> _RECORDS TO USE_:
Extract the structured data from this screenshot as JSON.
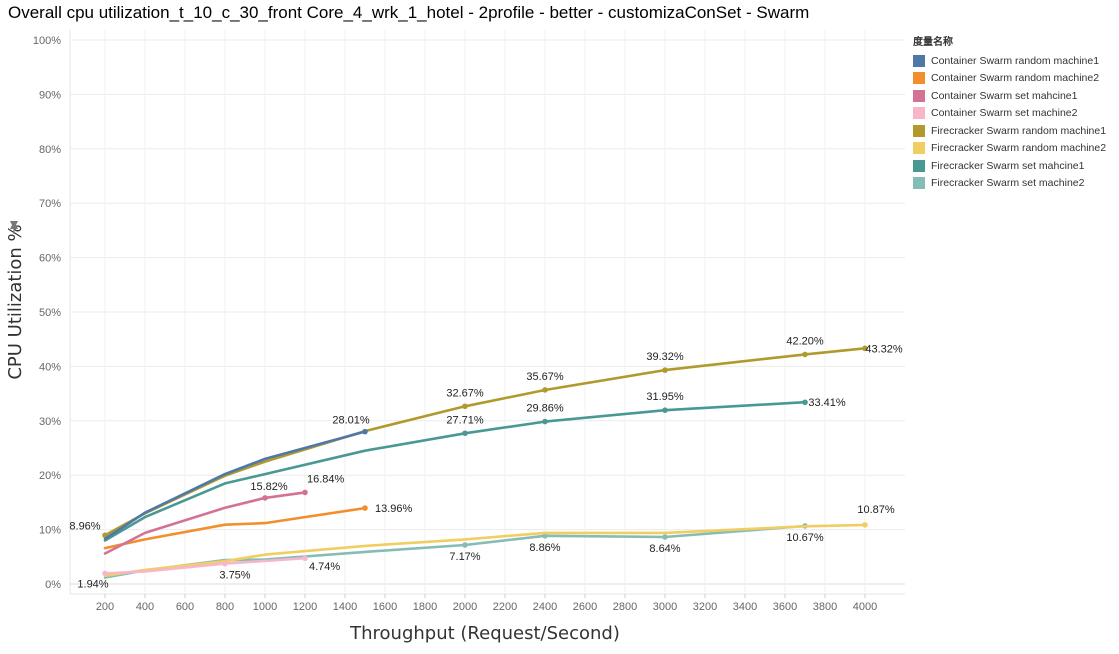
{
  "chart_data": {
    "type": "line",
    "title": "Overall cpu utilization_t_10_c_30_front Core_4_wrk_1_hotel - 2profile - better - customizaConSet - Swarm",
    "xlabel": "Throughput (Request/Second)",
    "ylabel": "CPU Utilization %",
    "ylabel_icon": "pin-icon",
    "xlim": [
      0,
      4200
    ],
    "ylim": [
      0,
      100
    ],
    "xticks": [
      200,
      400,
      600,
      800,
      1000,
      1200,
      1400,
      1600,
      1800,
      2000,
      2200,
      2400,
      2600,
      2800,
      3000,
      3200,
      3400,
      3600,
      3800,
      4000
    ],
    "yticks": [
      0,
      10,
      20,
      30,
      40,
      50,
      60,
      70,
      80,
      90,
      100
    ],
    "ytick_labels": [
      "0%",
      "10%",
      "20%",
      "30%",
      "40%",
      "50%",
      "60%",
      "70%",
      "80%",
      "90%",
      "100%"
    ],
    "grid": true,
    "legend_title": "度量名称",
    "legend_position": "right",
    "series": [
      {
        "name": "Container Swarm random machine1",
        "color": "#4e79a7",
        "x": [
          200,
          400,
          800,
          1000,
          1500
        ],
        "y": [
          8.3,
          13.1,
          20.2,
          23.0,
          28.01
        ],
        "labels": [
          null,
          null,
          null,
          null,
          "28.01%"
        ]
      },
      {
        "name": "Container Swarm random machine2",
        "color": "#f28e2b",
        "x": [
          200,
          400,
          800,
          1000,
          1500
        ],
        "y": [
          6.6,
          8.2,
          10.9,
          11.2,
          13.96
        ],
        "labels": [
          null,
          null,
          null,
          null,
          "13.96%"
        ]
      },
      {
        "name": "Container Swarm set mahcine1",
        "color": "#d37295",
        "x": [
          200,
          400,
          800,
          1000,
          1200
        ],
        "y": [
          5.6,
          9.4,
          14.0,
          15.82,
          16.84
        ],
        "labels": [
          null,
          null,
          null,
          "15.82%",
          "16.84%"
        ]
      },
      {
        "name": "Container Swarm set machine2",
        "color": "#f7b6c9",
        "x": [
          200,
          400,
          800,
          1200
        ],
        "y": [
          1.94,
          2.3,
          3.75,
          4.74
        ],
        "labels": [
          "1.94%",
          null,
          "3.75%",
          "4.74%"
        ]
      },
      {
        "name": "Firecracker Swarm random machine1",
        "color": "#b19a2d",
        "x": [
          200,
          400,
          800,
          1000,
          1500,
          2000,
          2400,
          3000,
          3700,
          4000
        ],
        "y": [
          8.96,
          13.0,
          19.9,
          22.5,
          28.1,
          32.67,
          35.67,
          39.32,
          42.2,
          43.32
        ],
        "labels": [
          "8.96%",
          null,
          null,
          null,
          null,
          "32.67%",
          "35.67%",
          "39.32%",
          "42.20%",
          "43.32%"
        ]
      },
      {
        "name": "Firecracker Swarm random machine2",
        "color": "#f1ce63",
        "x": [
          200,
          400,
          800,
          1000,
          1500,
          2000,
          2400,
          3000,
          3700,
          4000
        ],
        "y": [
          1.5,
          2.6,
          4.2,
          5.4,
          7.0,
          8.2,
          9.4,
          9.4,
          10.6,
          10.87
        ],
        "labels": [
          null,
          null,
          null,
          null,
          null,
          null,
          null,
          null,
          null,
          "10.87%"
        ]
      },
      {
        "name": "Firecracker Swarm set mahcine1",
        "color": "#499894",
        "x": [
          200,
          400,
          800,
          1000,
          1500,
          2000,
          2400,
          3000,
          3700
        ],
        "y": [
          8.0,
          12.3,
          18.5,
          20.2,
          24.5,
          27.71,
          29.86,
          31.95,
          33.41
        ],
        "labels": [
          null,
          null,
          null,
          null,
          null,
          "27.71%",
          "29.86%",
          "31.95%",
          "33.41%"
        ]
      },
      {
        "name": "Firecracker Swarm set machine2",
        "color": "#86bcb6",
        "x": [
          200,
          400,
          800,
          1000,
          1500,
          2000,
          2400,
          3000,
          3700
        ],
        "y": [
          1.2,
          2.5,
          4.4,
          4.5,
          5.9,
          7.17,
          8.86,
          8.64,
          10.67
        ],
        "labels": [
          null,
          null,
          null,
          null,
          null,
          "7.17%",
          "8.86%",
          "8.64%",
          "10.67%"
        ]
      }
    ]
  }
}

> _SET TASK_: In your copy, repeat each record exactly and include no pictures.

> _EXPECTED OUTPUT_:
Extract the structured data from this screenshot as JSON.
{
  "chart_data": {
    "type": "line",
    "title": "Overall cpu utilization_t_10_c_30_front Core_4_wrk_1_hotel - 2profile - better - customizaConSet - Swarm",
    "xlabel": "Throughput (Request/Second)",
    "ylabel": "CPU Utilization %",
    "ylabel_icon": "pin-icon",
    "xlim": [
      0,
      4200
    ],
    "ylim": [
      0,
      100
    ],
    "xticks": [
      200,
      400,
      600,
      800,
      1000,
      1200,
      1400,
      1600,
      1800,
      2000,
      2200,
      2400,
      2600,
      2800,
      3000,
      3200,
      3400,
      3600,
      3800,
      4000
    ],
    "yticks": [
      0,
      10,
      20,
      30,
      40,
      50,
      60,
      70,
      80,
      90,
      100
    ],
    "ytick_labels": [
      "0%",
      "10%",
      "20%",
      "30%",
      "40%",
      "50%",
      "60%",
      "70%",
      "80%",
      "90%",
      "100%"
    ],
    "grid": true,
    "legend_title": "度量名称",
    "legend_position": "right",
    "series": [
      {
        "name": "Container Swarm random machine1",
        "color": "#4e79a7",
        "x": [
          200,
          400,
          800,
          1000,
          1500
        ],
        "y": [
          8.3,
          13.1,
          20.2,
          23.0,
          28.01
        ],
        "labels": [
          null,
          null,
          null,
          null,
          "28.01%"
        ]
      },
      {
        "name": "Container Swarm random machine2",
        "color": "#f28e2b",
        "x": [
          200,
          400,
          800,
          1000,
          1500
        ],
        "y": [
          6.6,
          8.2,
          10.9,
          11.2,
          13.96
        ],
        "labels": [
          null,
          null,
          null,
          null,
          "13.96%"
        ]
      },
      {
        "name": "Container Swarm set mahcine1",
        "color": "#d37295",
        "x": [
          200,
          400,
          800,
          1000,
          1200
        ],
        "y": [
          5.6,
          9.4,
          14.0,
          15.82,
          16.84
        ],
        "labels": [
          null,
          null,
          null,
          "15.82%",
          "16.84%"
        ]
      },
      {
        "name": "Container Swarm set machine2",
        "color": "#f7b6c9",
        "x": [
          200,
          400,
          800,
          1200
        ],
        "y": [
          1.94,
          2.3,
          3.75,
          4.74
        ],
        "labels": [
          "1.94%",
          null,
          "3.75%",
          "4.74%"
        ]
      },
      {
        "name": "Firecracker Swarm random machine1",
        "color": "#b19a2d",
        "x": [
          200,
          400,
          800,
          1000,
          1500,
          2000,
          2400,
          3000,
          3700,
          4000
        ],
        "y": [
          8.96,
          13.0,
          19.9,
          22.5,
          28.1,
          32.67,
          35.67,
          39.32,
          42.2,
          43.32
        ],
        "labels": [
          "8.96%",
          null,
          null,
          null,
          null,
          "32.67%",
          "35.67%",
          "39.32%",
          "42.20%",
          "43.32%"
        ]
      },
      {
        "name": "Firecracker Swarm random machine2",
        "color": "#f1ce63",
        "x": [
          200,
          400,
          800,
          1000,
          1500,
          2000,
          2400,
          3000,
          3700,
          4000
        ],
        "y": [
          1.5,
          2.6,
          4.2,
          5.4,
          7.0,
          8.2,
          9.4,
          9.4,
          10.6,
          10.87
        ],
        "labels": [
          null,
          null,
          null,
          null,
          null,
          null,
          null,
          null,
          null,
          "10.87%"
        ]
      },
      {
        "name": "Firecracker Swarm set mahcine1",
        "color": "#499894",
        "x": [
          200,
          400,
          800,
          1000,
          1500,
          2000,
          2400,
          3000,
          3700
        ],
        "y": [
          8.0,
          12.3,
          18.5,
          20.2,
          24.5,
          27.71,
          29.86,
          31.95,
          33.41
        ],
        "labels": [
          null,
          null,
          null,
          null,
          null,
          "27.71%",
          "29.86%",
          "31.95%",
          "33.41%"
        ]
      },
      {
        "name": "Firecracker Swarm set machine2",
        "color": "#86bcb6",
        "x": [
          200,
          400,
          800,
          1000,
          1500,
          2000,
          2400,
          3000,
          3700
        ],
        "y": [
          1.2,
          2.5,
          4.4,
          4.5,
          5.9,
          7.17,
          8.86,
          8.64,
          10.67
        ],
        "labels": [
          null,
          null,
          null,
          null,
          null,
          "7.17%",
          "8.86%",
          "8.64%",
          "10.67%"
        ]
      }
    ]
  }
}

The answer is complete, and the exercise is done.